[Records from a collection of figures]
--
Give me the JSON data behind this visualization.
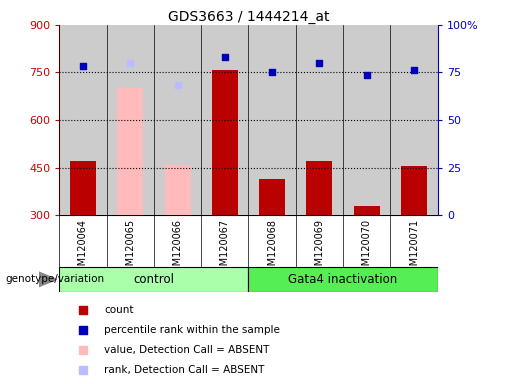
{
  "title": "GDS3663 / 1444214_at",
  "samples": [
    "GSM120064",
    "GSM120065",
    "GSM120066",
    "GSM120067",
    "GSM120068",
    "GSM120069",
    "GSM120070",
    "GSM120071"
  ],
  "count_values": [
    470,
    null,
    null,
    757,
    415,
    470,
    330,
    455
  ],
  "absent_value_bars": [
    null,
    700,
    458,
    null,
    null,
    null,
    null,
    null
  ],
  "percentile_rank": [
    770,
    null,
    null,
    800,
    753,
    780,
    742,
    758
  ],
  "absent_rank_markers": [
    null,
    780,
    710,
    null,
    null,
    null,
    null,
    null
  ],
  "ylim_left": [
    300,
    900
  ],
  "ylim_right": [
    0,
    100
  ],
  "yticks_left": [
    300,
    450,
    600,
    750,
    900
  ],
  "yticks_right": [
    0,
    25,
    50,
    75,
    100
  ],
  "ytick_labels_right": [
    "0",
    "25",
    "50",
    "75",
    "100%"
  ],
  "hlines": [
    450,
    600,
    750
  ],
  "group1_label": "control",
  "group2_label": "Gata4 inactivation",
  "group1_indices": [
    0,
    1,
    2,
    3
  ],
  "group2_indices": [
    4,
    5,
    6,
    7
  ],
  "bar_width": 0.55,
  "count_color": "#bb0000",
  "absent_value_color": "#ffbbbb",
  "percentile_color": "#0000bb",
  "absent_rank_color": "#bbbbff",
  "bg_color": "#cccccc",
  "group1_bg": "#aaffaa",
  "group2_bg": "#55ee55",
  "left_tick_color": "#cc0000",
  "right_tick_color": "#0000cc",
  "legend_items": [
    {
      "label": "count",
      "color": "#bb0000",
      "marker": "s"
    },
    {
      "label": "percentile rank within the sample",
      "color": "#0000bb",
      "marker": "s"
    },
    {
      "label": "value, Detection Call = ABSENT",
      "color": "#ffbbbb",
      "marker": "s"
    },
    {
      "label": "rank, Detection Call = ABSENT",
      "color": "#bbbbff",
      "marker": "s"
    }
  ]
}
--
- GIVEN PROBLEM -
Pictures are to be left out; repeat all the remaining data exactly.

- ANSWER FOR THIS EXERCISE -
Give me the JSON data behind this visualization.
{
  "title": "GDS3663 / 1444214_at",
  "samples": [
    "GSM120064",
    "GSM120065",
    "GSM120066",
    "GSM120067",
    "GSM120068",
    "GSM120069",
    "GSM120070",
    "GSM120071"
  ],
  "count_values": [
    470,
    null,
    null,
    757,
    415,
    470,
    330,
    455
  ],
  "absent_value_bars": [
    null,
    700,
    458,
    null,
    null,
    null,
    null,
    null
  ],
  "percentile_rank": [
    770,
    null,
    null,
    800,
    753,
    780,
    742,
    758
  ],
  "absent_rank_markers": [
    null,
    780,
    710,
    null,
    null,
    null,
    null,
    null
  ],
  "ylim_left": [
    300,
    900
  ],
  "ylim_right": [
    0,
    100
  ],
  "yticks_left": [
    300,
    450,
    600,
    750,
    900
  ],
  "yticks_right": [
    0,
    25,
    50,
    75,
    100
  ],
  "ytick_labels_right": [
    "0",
    "25",
    "50",
    "75",
    "100%"
  ],
  "hlines": [
    450,
    600,
    750
  ],
  "group1_label": "control",
  "group2_label": "Gata4 inactivation",
  "group1_indices": [
    0,
    1,
    2,
    3
  ],
  "group2_indices": [
    4,
    5,
    6,
    7
  ],
  "bar_width": 0.55,
  "count_color": "#bb0000",
  "absent_value_color": "#ffbbbb",
  "percentile_color": "#0000bb",
  "absent_rank_color": "#bbbbff",
  "bg_color": "#cccccc",
  "group1_bg": "#aaffaa",
  "group2_bg": "#55ee55",
  "left_tick_color": "#cc0000",
  "right_tick_color": "#0000cc",
  "legend_items": [
    {
      "label": "count",
      "color": "#bb0000",
      "marker": "s"
    },
    {
      "label": "percentile rank within the sample",
      "color": "#0000bb",
      "marker": "s"
    },
    {
      "label": "value, Detection Call = ABSENT",
      "color": "#ffbbbb",
      "marker": "s"
    },
    {
      "label": "rank, Detection Call = ABSENT",
      "color": "#bbbbff",
      "marker": "s"
    }
  ]
}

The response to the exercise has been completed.